*Set problem:* Copy out every line exactly as given.

*Figure record extracts:*
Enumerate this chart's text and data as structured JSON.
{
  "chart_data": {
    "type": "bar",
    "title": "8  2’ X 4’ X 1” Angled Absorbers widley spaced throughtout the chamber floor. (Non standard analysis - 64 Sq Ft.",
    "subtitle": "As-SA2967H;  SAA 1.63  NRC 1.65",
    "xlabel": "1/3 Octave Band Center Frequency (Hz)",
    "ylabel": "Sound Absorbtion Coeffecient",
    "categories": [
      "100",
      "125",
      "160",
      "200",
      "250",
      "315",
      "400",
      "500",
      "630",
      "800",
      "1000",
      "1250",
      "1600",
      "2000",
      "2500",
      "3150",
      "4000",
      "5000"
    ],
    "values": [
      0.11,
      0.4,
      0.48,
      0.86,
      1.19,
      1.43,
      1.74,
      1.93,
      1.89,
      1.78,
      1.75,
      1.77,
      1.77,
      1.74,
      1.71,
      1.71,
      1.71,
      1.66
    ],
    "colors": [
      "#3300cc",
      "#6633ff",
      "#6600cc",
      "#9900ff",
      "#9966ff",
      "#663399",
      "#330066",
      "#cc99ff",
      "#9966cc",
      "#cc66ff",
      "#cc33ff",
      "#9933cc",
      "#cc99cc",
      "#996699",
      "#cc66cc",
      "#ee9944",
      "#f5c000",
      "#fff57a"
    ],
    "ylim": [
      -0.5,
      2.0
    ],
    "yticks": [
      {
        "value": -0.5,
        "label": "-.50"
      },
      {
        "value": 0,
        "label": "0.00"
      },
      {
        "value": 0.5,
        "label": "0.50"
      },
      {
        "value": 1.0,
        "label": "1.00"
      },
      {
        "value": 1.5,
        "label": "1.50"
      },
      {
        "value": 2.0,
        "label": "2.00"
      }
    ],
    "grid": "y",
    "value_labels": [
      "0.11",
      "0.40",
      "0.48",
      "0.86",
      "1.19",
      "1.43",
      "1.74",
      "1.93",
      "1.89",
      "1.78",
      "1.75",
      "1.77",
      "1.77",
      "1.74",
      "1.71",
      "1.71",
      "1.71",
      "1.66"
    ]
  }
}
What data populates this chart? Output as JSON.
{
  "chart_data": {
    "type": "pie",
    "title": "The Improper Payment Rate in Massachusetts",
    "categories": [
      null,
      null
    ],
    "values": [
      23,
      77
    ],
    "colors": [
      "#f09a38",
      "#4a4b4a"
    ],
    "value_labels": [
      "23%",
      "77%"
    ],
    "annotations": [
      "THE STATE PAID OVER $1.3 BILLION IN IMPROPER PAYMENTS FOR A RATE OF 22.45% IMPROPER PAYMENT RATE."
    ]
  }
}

*Answer to this task:*
Enumerate this chart's text and data as structured JSON.
{
  "chart_data": {
    "type": "bar",
    "title": "8  2’ X 4’ X 1” Angled Absorbers widley spaced throughtout the chamber floor. (Non standard analysis - 64 Sq Ft.",
    "subtitle": "As-SA2967H;  SAA 1.63  NRC 1.65",
    "xlabel": "1/3 Octave Band Center Frequency (Hz)",
    "ylabel": "Sound Absorbtion Coeffecient",
    "categories": [
      "100",
      "125",
      "160",
      "200",
      "250",
      "315",
      "400",
      "500",
      "630",
      "800",
      "1000",
      "1250",
      "1600",
      "2000",
      "2500",
      "3150",
      "4000",
      "5000"
    ],
    "values": [
      0.11,
      0.4,
      0.48,
      0.86,
      1.19,
      1.43,
      1.74,
      1.93,
      1.89,
      1.78,
      1.75,
      1.77,
      1.77,
      1.74,
      1.71,
      1.71,
      1.71,
      1.66
    ],
    "colors": [
      "#3300cc",
      "#6633ff",
      "#6600cc",
      "#9900ff",
      "#9966ff",
      "#663399",
      "#330066",
      "#cc99ff",
      "#9966cc",
      "#cc66ff",
      "#cc33ff",
      "#9933cc",
      "#cc99cc",
      "#996699",
      "#cc66cc",
      "#ee9944",
      "#f5c000",
      "#fff57a"
    ],
    "ylim": [
      -0.5,
      2.0
    ],
    "yticks": [
      {
        "value": -0.5,
        "label": "-.50"
      },
      {
        "value": 0,
        "label": "0.00"
      },
      {
        "value": 0.5,
        "label": "0.50"
      },
      {
        "value": 1.0,
        "label": "1.00"
      },
      {
        "value": 1.5,
        "label": "1.50"
      },
      {
        "value": 2.0,
        "label": "2.00"
      }
    ],
    "grid": "y",
    "value_labels": [
      "0.11",
      "0.40",
      "0.48",
      "0.86",
      "1.19",
      "1.43",
      "1.74",
      "1.93",
      "1.89",
      "1.78",
      "1.75",
      "1.77",
      "1.77",
      "1.74",
      "1.71",
      "1.71",
      "1.71",
      "1.66"
    ]
  }
}
What data populates this chart? Output as JSON.
{
  "chart_data": {
    "type": "pie",
    "title": "The Improper Payment Rate in Massachusetts",
    "categories": [
      null,
      null
    ],
    "values": [
      23,
      77
    ],
    "colors": [
      "#f09a38",
      "#4a4b4a"
    ],
    "value_labels": [
      "23%",
      "77%"
    ],
    "annotations": [
      "THE STATE PAID OVER $1.3 BILLION IN IMPROPER PAYMENTS FOR A RATE OF 22.45% IMPROPER PAYMENT RATE."
    ]
  }
}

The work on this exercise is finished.